• **Data entries**:
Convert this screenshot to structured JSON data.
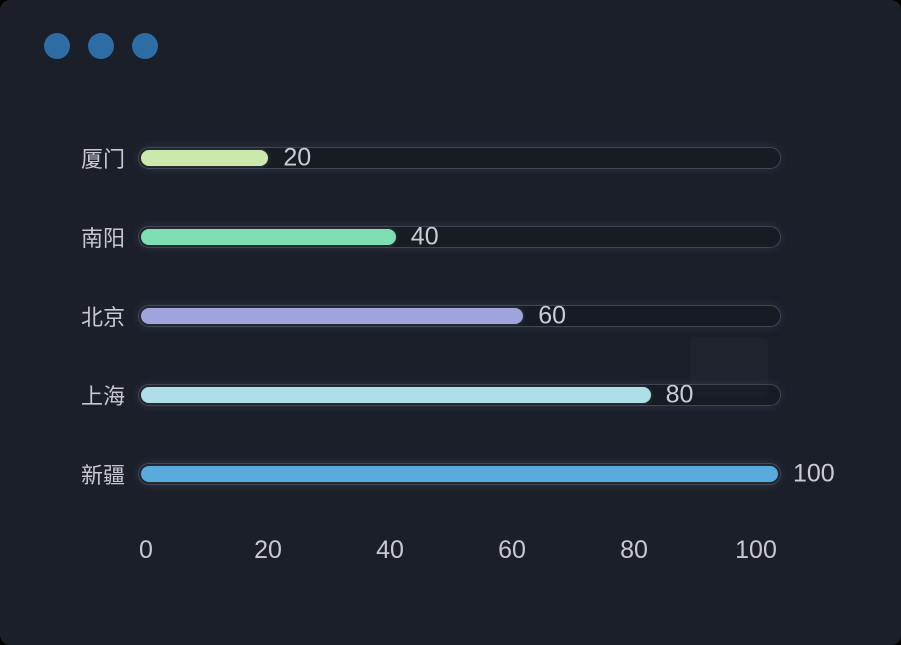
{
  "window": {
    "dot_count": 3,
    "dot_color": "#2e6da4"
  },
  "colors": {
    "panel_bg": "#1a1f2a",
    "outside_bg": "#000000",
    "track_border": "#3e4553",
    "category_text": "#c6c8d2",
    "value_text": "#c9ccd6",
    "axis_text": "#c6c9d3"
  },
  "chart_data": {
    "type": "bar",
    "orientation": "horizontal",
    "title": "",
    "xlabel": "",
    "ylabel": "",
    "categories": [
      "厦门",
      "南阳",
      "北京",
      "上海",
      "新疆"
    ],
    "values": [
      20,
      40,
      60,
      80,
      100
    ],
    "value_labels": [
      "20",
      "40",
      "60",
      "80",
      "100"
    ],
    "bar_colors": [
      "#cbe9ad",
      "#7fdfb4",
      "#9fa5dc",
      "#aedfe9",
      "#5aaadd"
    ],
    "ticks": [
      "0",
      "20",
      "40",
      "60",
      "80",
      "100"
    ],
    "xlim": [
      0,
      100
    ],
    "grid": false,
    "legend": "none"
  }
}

• **Problem to solve**: Every record above should come back exactly, but without its pictures.

• **Solution for this exercise**:
Convert this screenshot to structured JSON data.
{
  "window": {
    "dot_count": 3,
    "dot_color": "#2e6da4"
  },
  "colors": {
    "panel_bg": "#1a1f2a",
    "outside_bg": "#000000",
    "track_border": "#3e4553",
    "category_text": "#c6c8d2",
    "value_text": "#c9ccd6",
    "axis_text": "#c6c9d3"
  },
  "chart_data": {
    "type": "bar",
    "orientation": "horizontal",
    "title": "",
    "xlabel": "",
    "ylabel": "",
    "categories": [
      "厦门",
      "南阳",
      "北京",
      "上海",
      "新疆"
    ],
    "values": [
      20,
      40,
      60,
      80,
      100
    ],
    "value_labels": [
      "20",
      "40",
      "60",
      "80",
      "100"
    ],
    "bar_colors": [
      "#cbe9ad",
      "#7fdfb4",
      "#9fa5dc",
      "#aedfe9",
      "#5aaadd"
    ],
    "ticks": [
      "0",
      "20",
      "40",
      "60",
      "80",
      "100"
    ],
    "xlim": [
      0,
      100
    ],
    "grid": false,
    "legend": "none"
  }
}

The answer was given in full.